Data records
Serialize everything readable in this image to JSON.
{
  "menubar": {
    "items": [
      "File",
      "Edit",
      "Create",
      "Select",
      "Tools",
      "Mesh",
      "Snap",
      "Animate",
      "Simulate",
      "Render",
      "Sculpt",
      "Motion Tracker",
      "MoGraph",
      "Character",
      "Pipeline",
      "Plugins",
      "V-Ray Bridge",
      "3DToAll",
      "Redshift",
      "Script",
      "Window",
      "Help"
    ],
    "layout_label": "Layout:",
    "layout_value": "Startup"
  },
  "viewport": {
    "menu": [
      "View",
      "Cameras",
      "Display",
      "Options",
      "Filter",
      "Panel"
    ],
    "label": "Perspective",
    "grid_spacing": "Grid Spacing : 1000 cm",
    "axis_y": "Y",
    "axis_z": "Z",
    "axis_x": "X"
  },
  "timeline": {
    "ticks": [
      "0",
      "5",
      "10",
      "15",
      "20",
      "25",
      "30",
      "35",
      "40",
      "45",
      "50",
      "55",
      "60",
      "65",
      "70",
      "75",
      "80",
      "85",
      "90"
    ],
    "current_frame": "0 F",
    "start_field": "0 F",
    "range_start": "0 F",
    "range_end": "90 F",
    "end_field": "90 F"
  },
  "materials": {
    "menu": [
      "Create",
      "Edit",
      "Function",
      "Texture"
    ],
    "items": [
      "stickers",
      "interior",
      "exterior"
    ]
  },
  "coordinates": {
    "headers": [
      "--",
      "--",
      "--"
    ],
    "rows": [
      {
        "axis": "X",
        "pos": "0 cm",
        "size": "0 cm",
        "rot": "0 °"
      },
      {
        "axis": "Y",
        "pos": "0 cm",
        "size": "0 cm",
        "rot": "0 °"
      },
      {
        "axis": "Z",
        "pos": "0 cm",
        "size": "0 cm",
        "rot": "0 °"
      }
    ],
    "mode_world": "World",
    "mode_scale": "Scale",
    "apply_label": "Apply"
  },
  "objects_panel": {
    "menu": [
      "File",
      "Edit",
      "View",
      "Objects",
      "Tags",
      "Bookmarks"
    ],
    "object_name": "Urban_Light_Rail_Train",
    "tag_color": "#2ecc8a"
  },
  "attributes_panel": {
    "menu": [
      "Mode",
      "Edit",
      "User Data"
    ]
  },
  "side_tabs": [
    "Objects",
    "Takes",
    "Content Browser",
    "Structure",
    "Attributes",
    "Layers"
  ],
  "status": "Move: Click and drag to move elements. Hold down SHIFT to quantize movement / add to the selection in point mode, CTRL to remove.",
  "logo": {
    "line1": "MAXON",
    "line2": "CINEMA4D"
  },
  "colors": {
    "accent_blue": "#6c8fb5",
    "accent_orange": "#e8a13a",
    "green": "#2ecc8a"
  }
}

Task brief
Write out every entry again exactly, please, with nothing missing.

Response to this task
Serialize everything readable in this image to JSON.
{
  "menubar": {
    "items": [
      "File",
      "Edit",
      "Create",
      "Select",
      "Tools",
      "Mesh",
      "Snap",
      "Animate",
      "Simulate",
      "Render",
      "Sculpt",
      "Motion Tracker",
      "MoGraph",
      "Character",
      "Pipeline",
      "Plugins",
      "V-Ray Bridge",
      "3DToAll",
      "Redshift",
      "Script",
      "Window",
      "Help"
    ],
    "layout_label": "Layout:",
    "layout_value": "Startup"
  },
  "viewport": {
    "menu": [
      "View",
      "Cameras",
      "Display",
      "Options",
      "Filter",
      "Panel"
    ],
    "label": "Perspective",
    "grid_spacing": "Grid Spacing : 1000 cm",
    "axis_y": "Y",
    "axis_z": "Z",
    "axis_x": "X"
  },
  "timeline": {
    "ticks": [
      "0",
      "5",
      "10",
      "15",
      "20",
      "25",
      "30",
      "35",
      "40",
      "45",
      "50",
      "55",
      "60",
      "65",
      "70",
      "75",
      "80",
      "85",
      "90"
    ],
    "current_frame": "0 F",
    "start_field": "0 F",
    "range_start": "0 F",
    "range_end": "90 F",
    "end_field": "90 F"
  },
  "materials": {
    "menu": [
      "Create",
      "Edit",
      "Function",
      "Texture"
    ],
    "items": [
      "stickers",
      "interior",
      "exterior"
    ]
  },
  "coordinates": {
    "headers": [
      "--",
      "--",
      "--"
    ],
    "rows": [
      {
        "axis": "X",
        "pos": "0 cm",
        "size": "0 cm",
        "rot": "0 °"
      },
      {
        "axis": "Y",
        "pos": "0 cm",
        "size": "0 cm",
        "rot": "0 °"
      },
      {
        "axis": "Z",
        "pos": "0 cm",
        "size": "0 cm",
        "rot": "0 °"
      }
    ],
    "mode_world": "World",
    "mode_scale": "Scale",
    "apply_label": "Apply"
  },
  "objects_panel": {
    "menu": [
      "File",
      "Edit",
      "View",
      "Objects",
      "Tags",
      "Bookmarks"
    ],
    "object_name": "Urban_Light_Rail_Train",
    "tag_color": "#2ecc8a"
  },
  "attributes_panel": {
    "menu": [
      "Mode",
      "Edit",
      "User Data"
    ]
  },
  "side_tabs": [
    "Objects",
    "Takes",
    "Content Browser",
    "Structure",
    "Attributes",
    "Layers"
  ],
  "status": "Move: Click and drag to move elements. Hold down SHIFT to quantize movement / add to the selection in point mode, CTRL to remove.",
  "logo": {
    "line1": "MAXON",
    "line2": "CINEMA4D"
  },
  "colors": {
    "accent_blue": "#6c8fb5",
    "accent_orange": "#e8a13a",
    "green": "#2ecc8a"
  }
}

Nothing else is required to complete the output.